━━ Data for this task

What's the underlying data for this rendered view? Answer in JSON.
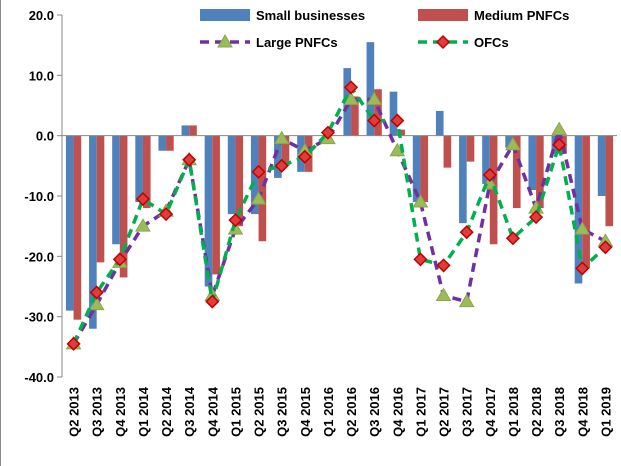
{
  "chart_data": {
    "type": "bar_line",
    "categories": [
      "Q2 2013",
      "Q3 2013",
      "Q4 2013",
      "Q1 2014",
      "Q2 2014",
      "Q3 2014",
      "Q4 2014",
      "Q1 2015",
      "Q2 2015",
      "Q3 2015",
      "Q4 2015",
      "Q1 2016",
      "Q2 2016",
      "Q3 2016",
      "Q4 2016",
      "Q1 2017",
      "Q2 2017",
      "Q3 2017",
      "Q4 2017",
      "Q1 2018",
      "Q2 2018",
      "Q3 2018",
      "Q4 2018",
      "Q1 2019"
    ],
    "series": [
      {
        "name": "Small businesses",
        "type": "bar",
        "color": "#4f81bd",
        "values": [
          -29,
          -32,
          -18,
          -11,
          -2.5,
          1.7,
          -25,
          -13,
          -13,
          -7,
          -6,
          0,
          11.2,
          15.5,
          7.3,
          -11,
          4.1,
          -14.5,
          -8,
          -2,
          -9,
          -3,
          -24.5,
          -10
        ]
      },
      {
        "name": "Medium PNFCs",
        "type": "bar",
        "color": "#c0504d",
        "values": [
          -30.5,
          -21,
          -23.5,
          -12,
          -2.5,
          1.7,
          -23,
          -15,
          -17.5,
          -5,
          -6,
          0,
          6.5,
          7.7,
          1,
          -11,
          -5.3,
          -4.3,
          -18,
          -12,
          -12,
          -3,
          -22,
          -15
        ]
      },
      {
        "name": "Large PNFCs",
        "type": "line",
        "color": "#7030a0",
        "marker": "triangle",
        "marker_color": "#9bbb59",
        "values": [
          -34.5,
          -28,
          -21,
          -15,
          -12.5,
          -4,
          -26.5,
          -15.5,
          -10.5,
          -0.5,
          -2.5,
          -0.5,
          6,
          6,
          -2.5,
          -11,
          -26.5,
          -27.5,
          -8,
          -1.5,
          -12,
          1,
          -15.5,
          -17.5
        ]
      },
      {
        "name": "OFCs",
        "type": "line",
        "color": "#00b050",
        "marker": "diamond",
        "marker_color": "#e03c3c",
        "values": [
          -34.5,
          -26,
          -20.5,
          -10.5,
          -13,
          -4,
          -27.5,
          -14,
          -6,
          -5,
          -3.5,
          0.5,
          8,
          2.5,
          2.5,
          -20.5,
          -21.5,
          -16,
          -6.5,
          -17,
          -13.5,
          -1.5,
          -22,
          -18.5
        ]
      }
    ],
    "ylim": [
      -40,
      20
    ],
    "yticks": [
      {
        "value": -40,
        "label": "-40.0"
      },
      {
        "value": -30,
        "label": "-30.0"
      },
      {
        "value": -20,
        "label": "-20.0"
      },
      {
        "value": -10,
        "label": "-10.0"
      },
      {
        "value": 0,
        "label": "0.0"
      },
      {
        "value": 10,
        "label": "10.0"
      },
      {
        "value": 20,
        "label": "20.0"
      }
    ]
  }
}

━━━━

▶ _Given instruction_:
Omit every picture, then repeat the remaining data exactly as it appears above.

▶ _Correct output_:
What's the underlying data for this rendered view? Answer in JSON.
{
  "chart_data": {
    "type": "bar_line",
    "categories": [
      "Q2 2013",
      "Q3 2013",
      "Q4 2013",
      "Q1 2014",
      "Q2 2014",
      "Q3 2014",
      "Q4 2014",
      "Q1 2015",
      "Q2 2015",
      "Q3 2015",
      "Q4 2015",
      "Q1 2016",
      "Q2 2016",
      "Q3 2016",
      "Q4 2016",
      "Q1 2017",
      "Q2 2017",
      "Q3 2017",
      "Q4 2017",
      "Q1 2018",
      "Q2 2018",
      "Q3 2018",
      "Q4 2018",
      "Q1 2019"
    ],
    "series": [
      {
        "name": "Small businesses",
        "type": "bar",
        "color": "#4f81bd",
        "values": [
          -29,
          -32,
          -18,
          -11,
          -2.5,
          1.7,
          -25,
          -13,
          -13,
          -7,
          -6,
          0,
          11.2,
          15.5,
          7.3,
          -11,
          4.1,
          -14.5,
          -8,
          -2,
          -9,
          -3,
          -24.5,
          -10
        ]
      },
      {
        "name": "Medium PNFCs",
        "type": "bar",
        "color": "#c0504d",
        "values": [
          -30.5,
          -21,
          -23.5,
          -12,
          -2.5,
          1.7,
          -23,
          -15,
          -17.5,
          -5,
          -6,
          0,
          6.5,
          7.7,
          1,
          -11,
          -5.3,
          -4.3,
          -18,
          -12,
          -12,
          -3,
          -22,
          -15
        ]
      },
      {
        "name": "Large PNFCs",
        "type": "line",
        "color": "#7030a0",
        "marker": "triangle",
        "marker_color": "#9bbb59",
        "values": [
          -34.5,
          -28,
          -21,
          -15,
          -12.5,
          -4,
          -26.5,
          -15.5,
          -10.5,
          -0.5,
          -2.5,
          -0.5,
          6,
          6,
          -2.5,
          -11,
          -26.5,
          -27.5,
          -8,
          -1.5,
          -12,
          1,
          -15.5,
          -17.5
        ]
      },
      {
        "name": "OFCs",
        "type": "line",
        "color": "#00b050",
        "marker": "diamond",
        "marker_color": "#e03c3c",
        "values": [
          -34.5,
          -26,
          -20.5,
          -10.5,
          -13,
          -4,
          -27.5,
          -14,
          -6,
          -5,
          -3.5,
          0.5,
          8,
          2.5,
          2.5,
          -20.5,
          -21.5,
          -16,
          -6.5,
          -17,
          -13.5,
          -1.5,
          -22,
          -18.5
        ]
      }
    ],
    "ylim": [
      -40,
      20
    ],
    "yticks": [
      {
        "value": -40,
        "label": "-40.0"
      },
      {
        "value": -30,
        "label": "-30.0"
      },
      {
        "value": -20,
        "label": "-20.0"
      },
      {
        "value": -10,
        "label": "-10.0"
      },
      {
        "value": 0,
        "label": "0.0"
      },
      {
        "value": 10,
        "label": "10.0"
      },
      {
        "value": 20,
        "label": "20.0"
      }
    ]
  }
}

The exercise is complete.